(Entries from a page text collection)
————————

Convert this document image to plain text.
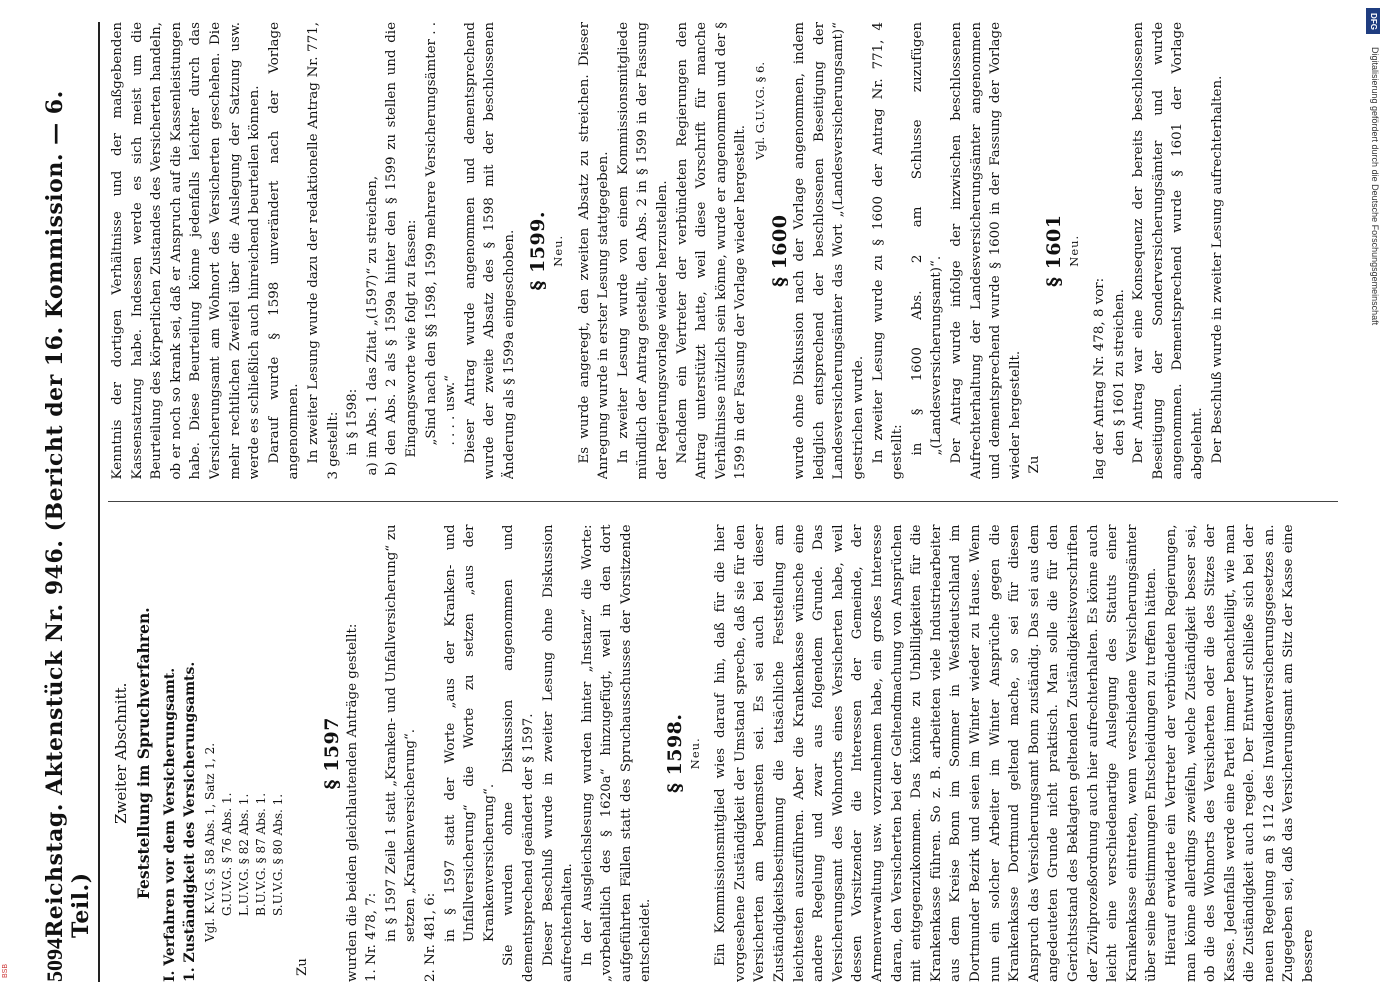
5094
Reichstag. Aktenstück Nr. 946. (Bericht der 16. Kommission. — 6. Teil.)
Zweiter Abschnitt. Feststellung im Spruchverfahren. I. Verfahren vor dem Versicherungsamt. 1. Zuständigkeit des Versicherungsamts. Vgl. K.V.G. § 58 Abs. 1, Satz 1, 2. G.U.V.G. § 76 Abs. 1. L.U.V.G. § 82 Abs. 1. B.U.V.G. § 87 Abs. 1. S.U.V.G. § 80 Abs. 1.

Zu

§ 1597 wurden die beiden gleichlautenden Anträge gestellt: 1. Nr. 478, 7: in § 1597 Zeile 1 statt „Kranken- und Unfallversicherung“ zu setzen „Krankenversicherung“. 2. Nr. 481, 6: in § 1597 statt der Worte „aus der Kranken- und Unfallversicherung“ die Worte zu setzen „aus der Krankenversicherung“. Sie wurden ohne Diskussion angenommen und dementsprechend geändert der § 1597. Dieser Beschluß wurde in zweiter Lesung ohne Diskussion aufrechterhalten. In der Ausgleichslesung wurden hinter „Instanz“ die Worte: „vorbehaltlich des § 1620a“ hinzugefügt, weil in den dort aufgeführten Fällen statt des Spruchausschusses der Vorsitzende entscheidet.

§ 1598. Neu. Ein Kommissionsmitglied wies darauf hin, daß für die hier vorgesehene Zuständigkeit der Umstand spreche, daß sie für den Versicherten am bequemsten sei. Es sei auch bei dieser Zuständigkeitsbestimmung die tatsächliche Feststellung am leichtesten auszuführen. Aber die Krankenkasse wünsche eine andere Regelung und zwar aus folgendem Grunde. Das Versicherungsamt des Wohnorts eines Versicherten habe, weil dessen Vorsitzender die Interessen der Gemeinde, der Armenverwaltung usw. vorzunehmen habe, ein großes Interesse daran, den Versicherten bei der Geltendmachung von Ansprüchen mit entgegenzukommen. Das könnte zu Unbilligkeiten für die Krankenkasse führen. So z. B. arbeiteten viele Industriearbeiter aus dem Kreise Bonn im Sommer in Westdeutschland im Dortmunder Bezirk und seien im Winter wieder zu Hause. Wenn nun ein solcher Arbeiter im Winter Ansprüche gegen die Krankenkasse Dortmund geltend mache, so sei für diesen Anspruch das Versicherungsamt Bonn zuständig. Das sei aus dem angedeuteten Grunde nicht praktisch. Man solle die für den Gerichtsstand des Beklagten geltenden Zuständigkeitsvorschriften der Zivilprozeßordnung auch hier aufrechterhalten. Es könne auch leicht eine verschiedenartige Auslegung des Statuts einer Krankenkasse eintreten, wenn verschiedene Versicherungsämter über seine Bestimmungen Entscheidungen zu treffen hätten. Hierauf erwiderte ein Vertreter der verbündeten Regierungen, man könne allerdings zweifeln, welche Zuständigkeit besser sei, ob die des Wohnorts des Versicherten oder die des Sitzes der Kasse. Jedenfalls werde eine Partei immer benachteiligt, wie man die Zuständigkeit auch regele. Der Entwurf schließe sich bei der neuen Regelung an § 112 des Invalidenversicherungsgesetzes an. Zugegeben sei, daß das Versicherungsamt am Sitz der Kasse eine bessere

Kenntnis der dortigen Verhältnisse und der maßgebenden Kassensatzung habe. Indessen werde es sich meist um die Beurteilung des körperlichen Zustandes des Versicherten handeln, ob er noch so krank sei, daß er Anspruch auf die Kassenleistungen habe. Diese Beurteilung könne jedenfalls leichter durch das Versicherungsamt am Wohnort des Versicherten geschehen. Die mehr rechtlichen Zweifel über die Auslegung der Satzung usw. werde es schließlich auch hinreichend beurteilen können. Darauf wurde § 1598 unverändert nach der Vorlage angenommen. In zweiter Lesung wurde dazu der redaktionelle Antrag Nr. 771, 3 gestellt: in § 1598: a) im Abs. 1 das Zitat „(1597)“ zu streichen, b) den Abs. 2 als § 1599a hinter den § 1599 zu stellen und die Eingangsworte wie folgt zu fassen: „Sind nach den §§ 1598, 1599 mehrere Versicherungsämter . . . . . . usw.“ Dieser Antrag wurde angenommen und dementsprechend wurde der zweite Absatz des § 1598 mit der beschlossenen Änderung als § 1599a eingeschoben. § 1599. Neu. Es wurde angeregt, den zweiten Absatz zu streichen. Dieser Anregung wurde in erster Lesung stattgegeben. In zweiter Lesung wurde von einem Kommissionsmitgliede mündlich der Antrag gestellt, den Abs. 2 in § 1599 in der Fassung der Regierungsvorlage wieder herzustellen. Nachdem ein Vertreter der verbündeten Regierungen den Antrag unterstützt hatte, weil diese Vorschrift für manche Verhältnisse nützlich sein könne, wurde er angenommen und der § 1599 in der Fassung der Vorlage wieder hergestellt.

Vgl. G.U.V.G. § 6.

§ 1600 wurde ohne Diskussion nach der Vorlage angenommen, indem lediglich entsprechend der beschlossenen Beseitigung der Landesversicherungsämter das Wort „(Landesversicherungsamt)“ gestrichen wurde. In zweiter Lesung wurde zu § 1600 der Antrag Nr. 771, 4 gestellt: in § 1600 Abs. 2 am Schlusse zuzufügen „(Landesversicherungsamt)“. Der Antrag wurde infolge der inzwischen beschlossenen Aufrechterhaltung der Landesversicherungsämter angenommen und dementsprechend wurde § 1600 in der Fassung der Vorlage wieder hergestellt. Zu

§ 1601 Neu.

lag der Antrag Nr. 478, 8 vor: den § 1601 zu streichen. Der Antrag war eine Konsequenz der bereits beschlossenen Beseitigung der Sonderversicherungsämter und wurde angenommen. Dementsprechend wurde § 1601 der Vorlage abgelehnt. Der Beschluß wurde in zweiter Lesung aufrechterhalten.

DFG
Digitalisierung gefördert durch die Deutsche Forschungsgemeinschaft
BSB
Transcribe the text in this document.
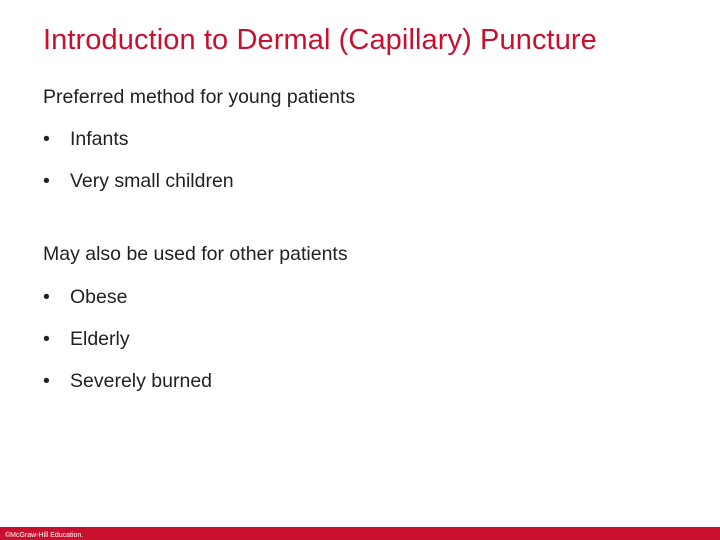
Introduction to Dermal (Capillary) Puncture
Preferred method for young patients
•	Infants
•	Very small children
May also be used for other patients
•	Obese
•	Elderly
•	Severely burned
©McGraw-Hill Education.
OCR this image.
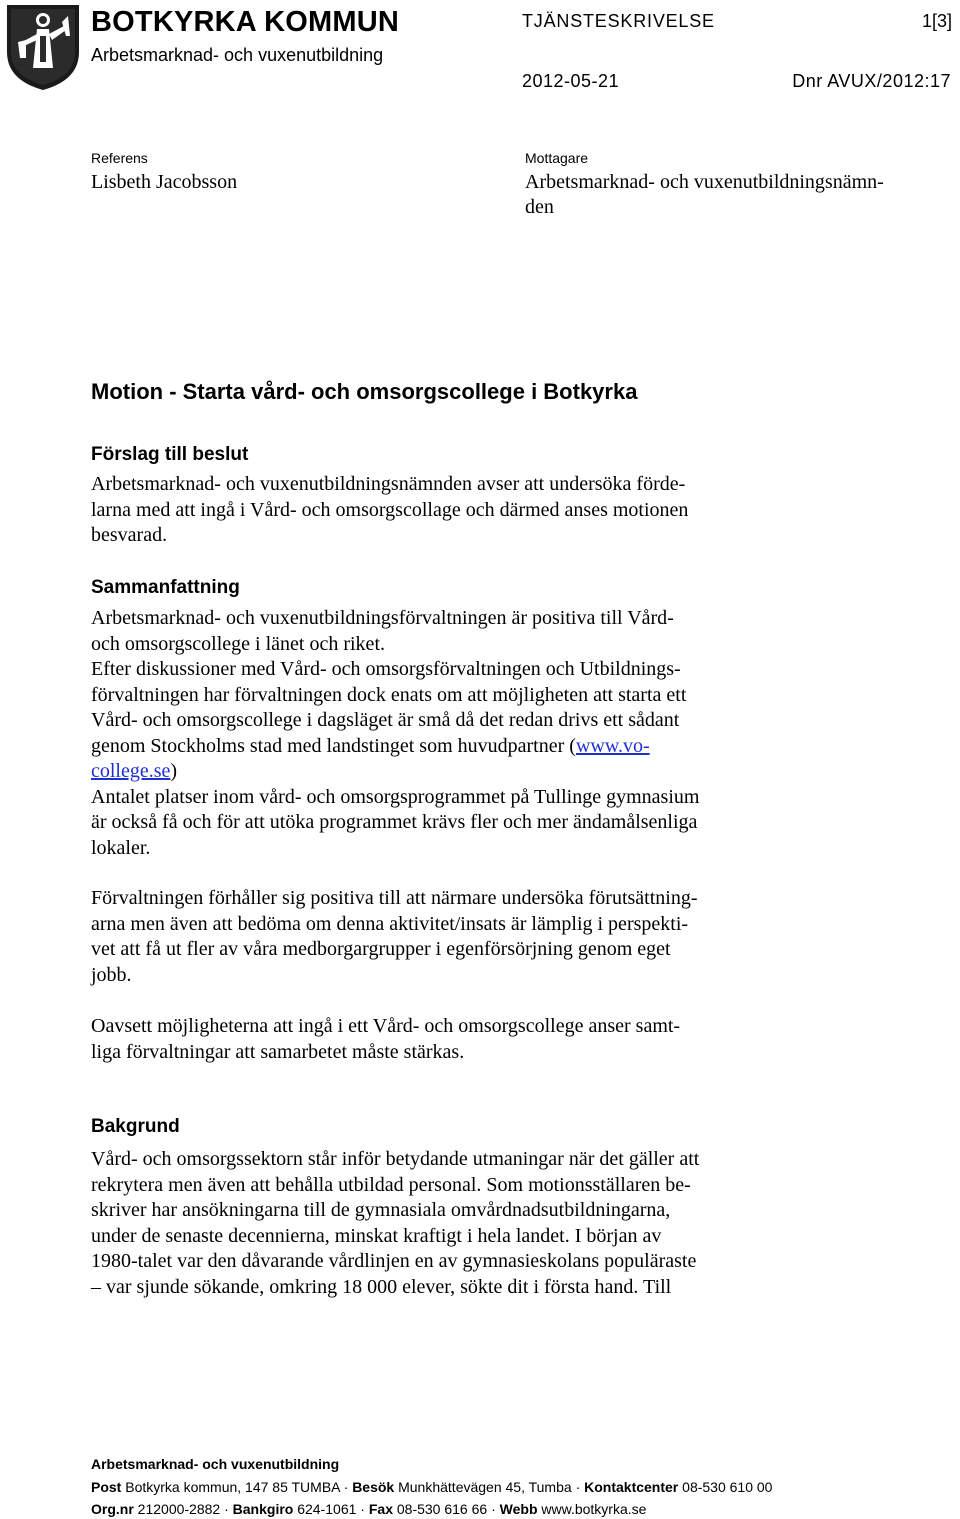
BOTKYRKA KOMMUN
Arbetsmarknad- och vuxenutbildning
TJÄNSTESKRIVELSE	1[3]
2012-05-21	Dnr AVUX/2012:17
Referens
Lisbeth Jacobsson
Mottagare
Arbetsmarknad- och vuxenutbildningsnämn-
den
Motion - Starta vård- och omsorgscollege i Botkyrka
Förslag till beslut
Arbetsmarknad- och vuxenutbildningsnämnden avser att undersöka förde-
larna med att ingå i Vård- och omsorgscollage och därmed anses motionen
besvarad.
Sammanfattning
Arbetsmarknad- och vuxenutbildningsförvaltningen är positiva till Vård-
och omsorgscollege i länet och riket.
Efter diskussioner med Vård- och omsorgsförvaltningen och Utbildnings-
förvaltningen har förvaltningen dock enats om att möjligheten att starta ett
Vård- och omsorgscollege i dagsläget är små då det redan drivs ett sådant
genom Stockholms stad med landstinget som huvudpartner (www.vo-
college.se)
Antalet platser inom vård- och omsorgsprogrammet på Tullinge gymnasium
är också få och för att utöka programmet krävs fler och mer ändamålsenliga
lokaler.
Förvaltningen förhåller sig positiva till att närmare undersöka förutsättning-
arna men även att bedöma om denna aktivitet/insats är lämplig i perspekti-
vet att få ut fler av våra medborgargrupper i egenförsörjning genom eget
jobb.
Oavsett möjligheterna att ingå i ett Vård- och omsorgscollege anser samt-
liga förvaltningar att samarbetet måste stärkas.
Bakgrund
Vård- och omsorgssektorn står inför betydande utmaningar när det gäller att
rekrytera men även att behålla utbildad personal. Som motionsställaren be-
skriver har ansökningarna till de gymnasiala omvårdnadsutbildningarna,
under de senaste decennierna, minskat kraftigt i hela landet. I början av
1980-talet var den dåvarande vårdlinjen en av gymnasieskolans populäraste
– var sjunde sökande, omkring 18 000 elever, sökte dit i första hand. Till
Arbetsmarknad- och vuxenutbildning
Post Botkyrka kommun, 147 85 TUMBA · Besök Munkhättevägen 45, Tumba · Kontaktcenter 08-530 610 00
Org.nr 212000-2882 · Bankgiro 624-1061 · Fax 08-530 616 66 · Webb www.botkyrka.se
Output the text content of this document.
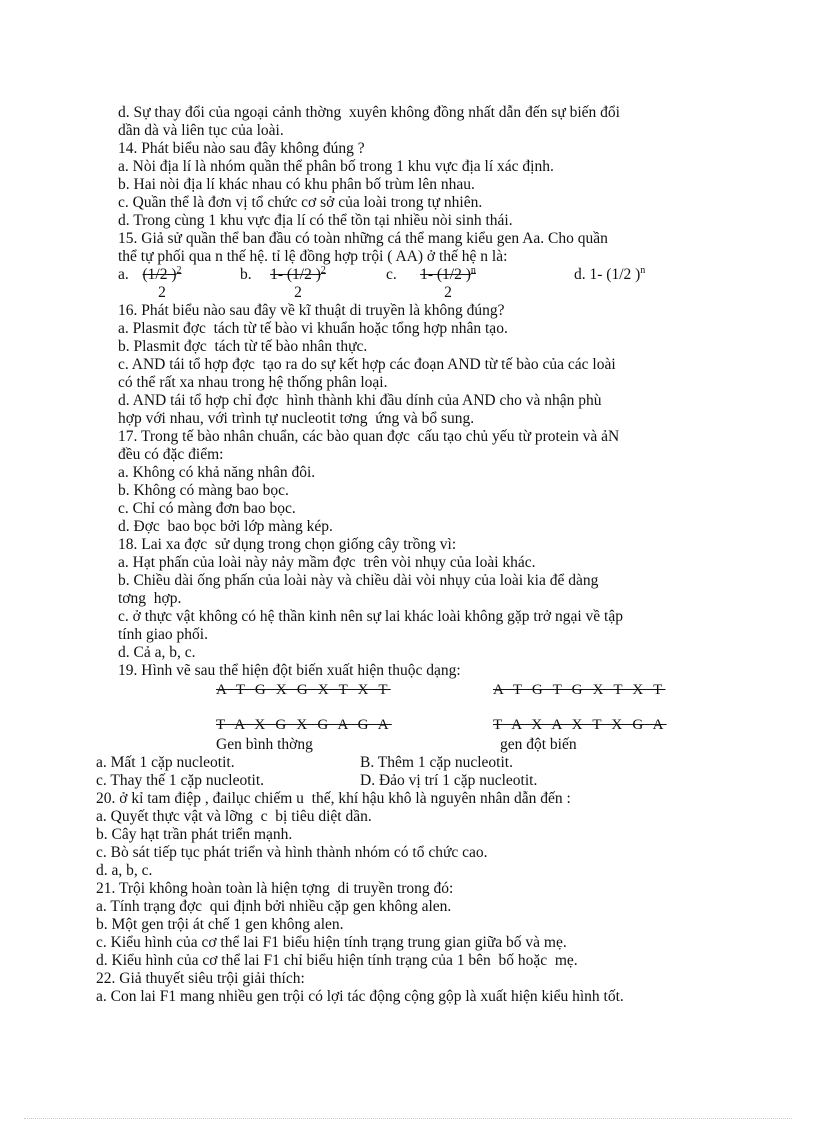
d. Sự thay đổi của ngoại cảnh thờng  xuyên không đồng nhất dẫn đến sự biến đổi
dần dà và liên tục của loài.
14. Phát biểu nào sau đây không đúng ?
a. Nòi địa lí là nhóm quần thể phân bố trong 1 khu vực địa lí xác định.
b. Hai nòi địa lí khác nhau có khu phân bố trùm lên nhau.
c. Quần thể là đơn vị tổ chức cơ sở của loài trong tự nhiên.
d. Trong cùng 1 khu vực địa lí có thể tồn tại nhiều nòi sinh thái.
15. Giả sử quần thể ban đầu có toàn những cá thể mang kiểu gen Aa. Cho quần
thể tự phối qua n thế hệ. tỉ lệ đồng hợp trội ( AA) ở thế hệ n là:
a. (1/2 )$^2$
2
b.	1- (1/2 )$^2$
2
c.	1- (1/2 )$^n$
2
d. 1- (1/2 )$^n$
16. Phát biểu nào sau đây về kĩ thuật di truyền là không đúng?
a. Plasmit đợc  tách từ tế bào vi khuẩn hoặc tổng hợp nhân tạo.
b. Plasmit đợc  tách từ tế bào nhân thực.
c. AND tái tổ hợp đợc  tạo ra do sự kết hợp các đoạn AND từ tế bào của các loài
có thể rất xa nhau trong hệ thống phân loại.
d. AND tái tổ hợp chỉ đợc  hình thành khi đầu dính của AND cho và nhận phù
hợp với nhau, với trình tự nucleotit tơng  ứng và bổ sung.
17. Trong tế bào nhân chuẩn, các bào quan đợc  cấu tạo chủ yếu từ protein và ảN
đều có đặc điểm:
a. Không có khả năng nhân đôi.
b. Không có màng bao bọc.
c. Chỉ có màng đơn bao bọc.
d. Đợc  bao bọc bởi lớp màng kép.
18. Lai xa đợc  sử dụng trong chọn giống cây trồng vì:
a. Hạt phấn của loài này nảy mầm đợc  trên vòi nhụy của loài khác.
b. Chiều dài ống phấn của loài này và chiều dài vòi nhụy của loài kia để dàng
tơng  hợp.
c. ở thực vật không có hệ thần kinh nên sự lai khác loài không gặp trở ngại về tập
tính giao phối.
d. Cả a, b, c.
19. Hình vẽ sau thể hiện đột biến xuất hiện thuộc dạng:
A T G X G X T X T	A T G T G X T X T
T A X G X G A G A	T A X A X T X G A
Gen bình thờng	gen đột biến
a. Mất 1 cặp nucleotit.	B. Thêm 1 cặp nucleotit.
c. Thay thế 1 cặp nucleotit.	D. Đảo vị trí 1 cặp nucleotit.
20. ở kỉ tam điệp , đailục chiếm u  thế, khí hậu khô là nguyên nhân dẫn đến :
a. Quyết thực vật và lỡng  c  bị tiêu diệt dần.
b. Cây hạt trần phát triển mạnh.
c. Bò sát tiếp tục phát triển và hình thành nhóm có tổ chức cao.
d. a, b, c.
21. Trội không hoàn toàn là hiện tợng  di truyền trong đó:
a. Tính trạng đợc  qui định bởi nhiều cặp gen không alen.
b. Một gen trội át chế 1 gen không alen.
c. Kiểu hình của cơ thể lai F1 biểu hiện tính trạng trung gian giữa bố và mẹ.
d. Kiểu hình của cơ thể lai F1 chỉ biểu hiện tính trạng của 1 bên  bố hoặc  mẹ.
22. Giả thuyết siêu trội giải thích:
a. Con lai F1 mang nhiều gen trội có lợi tác động cộng gộp là xuất hiện kiểu hình tốt.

————————

# [Brief]
Please copy each line of the records above in which the word "nhân" can be found.

# [Response to this exercise]
a. Plasmit đợc  tách từ tế bào vi khuẩn hoặc tổng hợp nhân tạo.
b. Plasmit đợc  tách từ tế bào nhân thực.
17. Trong tế bào nhân chuẩn, các bào quan đợc  cấu tạo chủ yếu từ protein và ảN
a. Không có khả năng nhân đôi.
20. ở kỉ tam điệp , đailục chiếm u  thế, khí hậu khô là nguyên nhân dẫn đến :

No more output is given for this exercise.